Data tied to figure images

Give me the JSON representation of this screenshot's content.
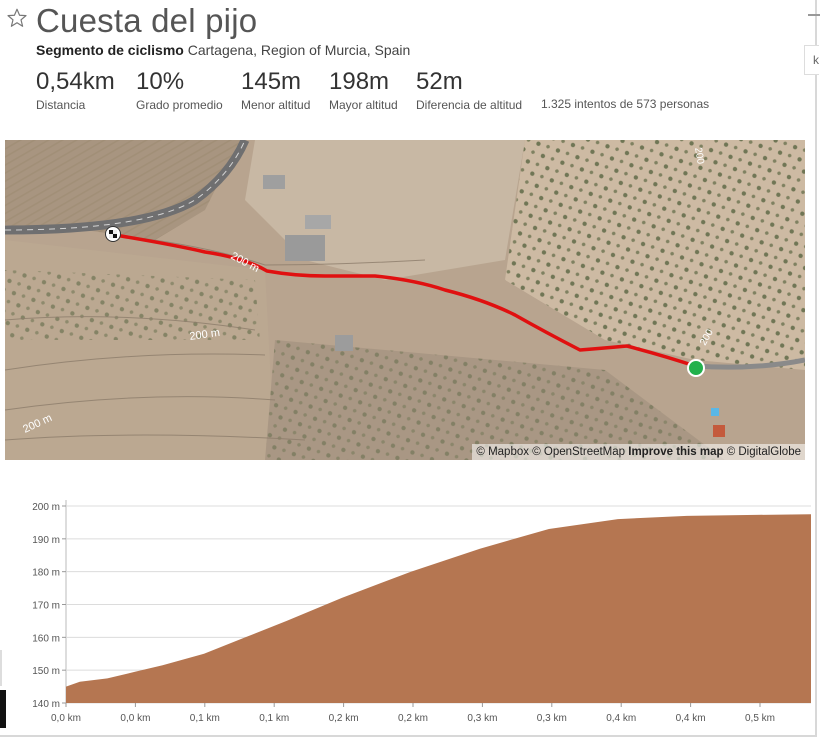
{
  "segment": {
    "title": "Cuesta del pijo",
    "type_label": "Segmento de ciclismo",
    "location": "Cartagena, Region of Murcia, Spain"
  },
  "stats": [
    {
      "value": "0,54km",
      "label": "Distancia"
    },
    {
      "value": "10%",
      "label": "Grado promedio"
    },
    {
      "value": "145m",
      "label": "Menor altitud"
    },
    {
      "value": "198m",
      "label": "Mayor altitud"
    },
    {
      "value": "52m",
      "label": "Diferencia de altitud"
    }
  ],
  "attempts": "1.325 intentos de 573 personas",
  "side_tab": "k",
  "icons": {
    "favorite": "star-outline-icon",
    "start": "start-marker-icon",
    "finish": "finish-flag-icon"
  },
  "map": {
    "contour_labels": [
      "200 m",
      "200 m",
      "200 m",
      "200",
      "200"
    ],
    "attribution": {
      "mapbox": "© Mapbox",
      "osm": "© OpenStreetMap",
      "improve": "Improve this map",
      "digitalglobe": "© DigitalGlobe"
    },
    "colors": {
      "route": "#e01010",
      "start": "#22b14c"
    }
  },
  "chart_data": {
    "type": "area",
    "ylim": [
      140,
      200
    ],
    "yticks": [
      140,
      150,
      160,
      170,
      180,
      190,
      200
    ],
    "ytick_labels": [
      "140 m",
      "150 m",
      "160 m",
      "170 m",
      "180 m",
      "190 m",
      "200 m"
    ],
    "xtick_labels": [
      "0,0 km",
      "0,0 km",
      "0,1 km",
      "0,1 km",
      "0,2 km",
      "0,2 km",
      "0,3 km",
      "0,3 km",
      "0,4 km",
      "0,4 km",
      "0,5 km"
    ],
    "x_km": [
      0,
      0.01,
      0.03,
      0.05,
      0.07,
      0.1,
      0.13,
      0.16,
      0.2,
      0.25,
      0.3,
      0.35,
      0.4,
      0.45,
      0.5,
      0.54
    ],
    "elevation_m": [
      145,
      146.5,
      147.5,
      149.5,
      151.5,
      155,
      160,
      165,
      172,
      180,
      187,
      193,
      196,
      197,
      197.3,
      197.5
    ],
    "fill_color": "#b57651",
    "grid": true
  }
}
* * *
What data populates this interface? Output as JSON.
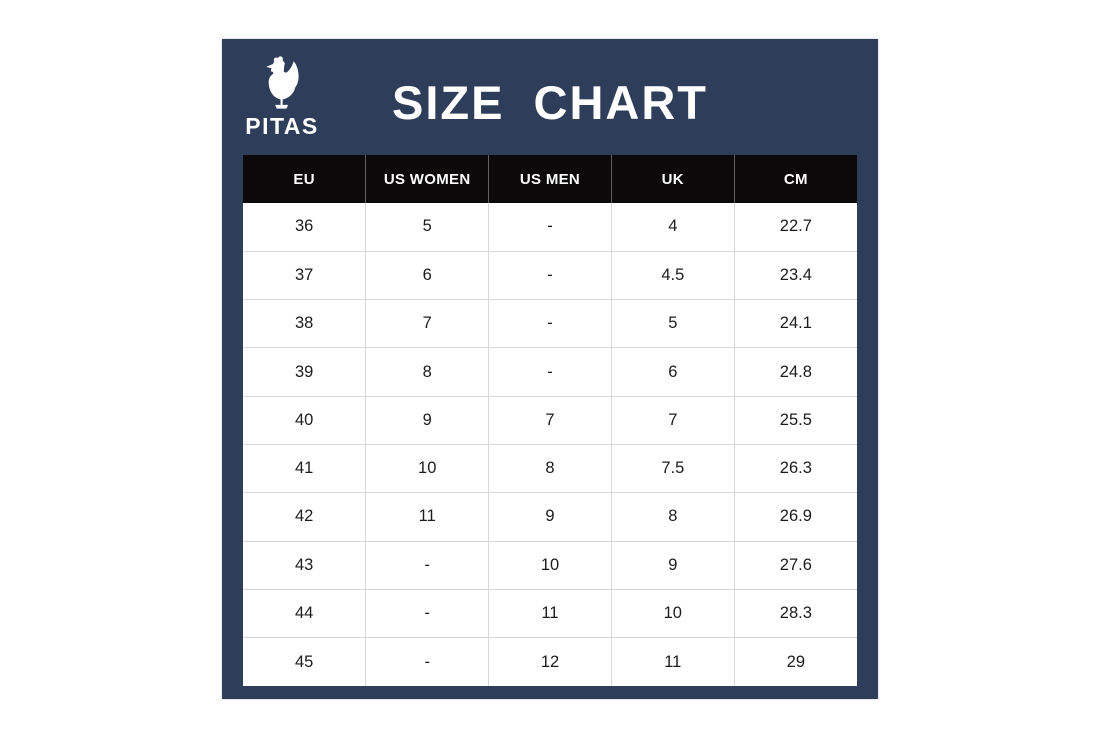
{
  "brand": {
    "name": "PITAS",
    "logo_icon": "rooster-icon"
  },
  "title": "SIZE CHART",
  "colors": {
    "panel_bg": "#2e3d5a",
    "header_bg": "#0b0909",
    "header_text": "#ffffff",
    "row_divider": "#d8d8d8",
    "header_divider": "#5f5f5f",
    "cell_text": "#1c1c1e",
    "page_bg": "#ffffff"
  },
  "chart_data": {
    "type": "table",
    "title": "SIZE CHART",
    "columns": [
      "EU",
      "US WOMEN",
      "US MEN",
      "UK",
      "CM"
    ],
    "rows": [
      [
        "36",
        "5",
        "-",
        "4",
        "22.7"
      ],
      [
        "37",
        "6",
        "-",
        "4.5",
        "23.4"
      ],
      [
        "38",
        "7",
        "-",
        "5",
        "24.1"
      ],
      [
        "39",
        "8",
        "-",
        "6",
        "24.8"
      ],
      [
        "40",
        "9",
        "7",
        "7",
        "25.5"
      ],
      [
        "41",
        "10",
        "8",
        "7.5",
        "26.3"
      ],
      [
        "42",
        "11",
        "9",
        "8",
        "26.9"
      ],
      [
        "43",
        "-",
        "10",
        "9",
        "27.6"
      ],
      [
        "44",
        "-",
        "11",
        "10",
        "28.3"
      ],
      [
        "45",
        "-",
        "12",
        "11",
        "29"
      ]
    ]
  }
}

## EXERCISE OBJECTIVE
Look over the listing. Pull out every line with the string "this" in it.

## FINISHED ANSWER
Give me the JSON representation of this screenshot's content.
      "improve": "Improve this map",
What data populates this interface? Output as JSON.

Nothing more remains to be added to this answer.